▶ **GIVEN DATA**:
_ _ _ _
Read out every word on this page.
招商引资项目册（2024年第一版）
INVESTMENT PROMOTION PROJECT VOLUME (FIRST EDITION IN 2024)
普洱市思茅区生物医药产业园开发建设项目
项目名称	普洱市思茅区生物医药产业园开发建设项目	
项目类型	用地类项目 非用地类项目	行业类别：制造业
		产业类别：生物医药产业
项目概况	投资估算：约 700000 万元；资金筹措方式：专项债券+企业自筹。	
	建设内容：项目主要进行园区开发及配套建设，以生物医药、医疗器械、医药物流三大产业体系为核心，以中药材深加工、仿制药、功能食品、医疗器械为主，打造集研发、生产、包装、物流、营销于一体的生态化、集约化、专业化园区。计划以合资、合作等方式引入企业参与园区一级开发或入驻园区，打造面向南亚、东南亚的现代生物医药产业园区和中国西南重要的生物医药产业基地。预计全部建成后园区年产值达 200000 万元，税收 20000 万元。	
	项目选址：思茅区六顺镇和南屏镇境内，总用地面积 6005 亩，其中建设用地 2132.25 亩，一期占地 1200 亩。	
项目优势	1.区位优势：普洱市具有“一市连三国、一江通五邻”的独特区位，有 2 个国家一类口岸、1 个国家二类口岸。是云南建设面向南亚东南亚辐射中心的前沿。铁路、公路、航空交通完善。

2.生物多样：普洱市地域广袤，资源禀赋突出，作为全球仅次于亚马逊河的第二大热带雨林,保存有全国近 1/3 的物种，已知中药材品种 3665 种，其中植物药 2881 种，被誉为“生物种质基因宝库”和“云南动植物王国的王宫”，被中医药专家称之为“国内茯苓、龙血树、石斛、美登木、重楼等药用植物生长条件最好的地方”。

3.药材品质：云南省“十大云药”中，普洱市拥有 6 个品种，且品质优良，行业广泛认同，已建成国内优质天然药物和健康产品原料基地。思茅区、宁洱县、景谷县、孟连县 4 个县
_ _ _ _
▶ **EXERCISE**:
Type out the entries again, word for word.

▶ **RESPONSE TO THIS EXERCISE**:
Read out every word on this page.
招商引资项目册（2024年第一版）
INVESTMENT PROMOTION PROJECT VOLUME (FIRST EDITION IN 2024)
普洱市思茅区生物医药产业园开发建设项目
项目名称	普洱市思茅区生物医药产业园开发建设项目	
项目类型	用地类项目 非用地类项目	行业类别：制造业
		产业类别：生物医药产业
项目概况	投资估算：约 700000 万元；资金筹措方式：专项债券+企业自筹。	
	建设内容：项目主要进行园区开发及配套建设，以生物医药、医疗器械、医药物流三大产业体系为核心，以中药材深加工、仿制药、功能食品、医疗器械为主，打造集研发、生产、包装、物流、营销于一体的生态化、集约化、专业化园区。计划以合资、合作等方式引入企业参与园区一级开发或入驻园区，打造面向南亚、东南亚的现代生物医药产业园区和中国西南重要的生物医药产业基地。预计全部建成后园区年产值达 200000 万元，税收 20000 万元。	
	项目选址：思茅区六顺镇和南屏镇境内，总用地面积 6005 亩，其中建设用地 2132.25 亩，一期占地 1200 亩。	
项目优势	1.区位优势：普洱市具有“一市连三国、一江通五邻”的独特区位，有 2 个国家一类口岸、1 个国家二类口岸。是云南建设面向南亚东南亚辐射中心的前沿。铁路、公路、航空交通完善。

2.生物多样：普洱市地域广袤，资源禀赋突出，作为全球仅次于亚马逊河的第二大热带雨林,保存有全国近 1/3 的物种，已知中药材品种 3665 种，其中植物药 2881 种，被誉为“生物种质基因宝库”和“云南动植物王国的王宫”，被中医药专家称之为“国内茯苓、龙血树、石斛、美登木、重楼等药用植物生长条件最好的地方”。

3.药材品质：云南省“十大云药”中，普洱市拥有 6 个品种，且品质优良，行业广泛认同，已建成国内优质天然药物和健康产品原料基地。思茅区、宁洱县、景谷县、孟连县 4 个县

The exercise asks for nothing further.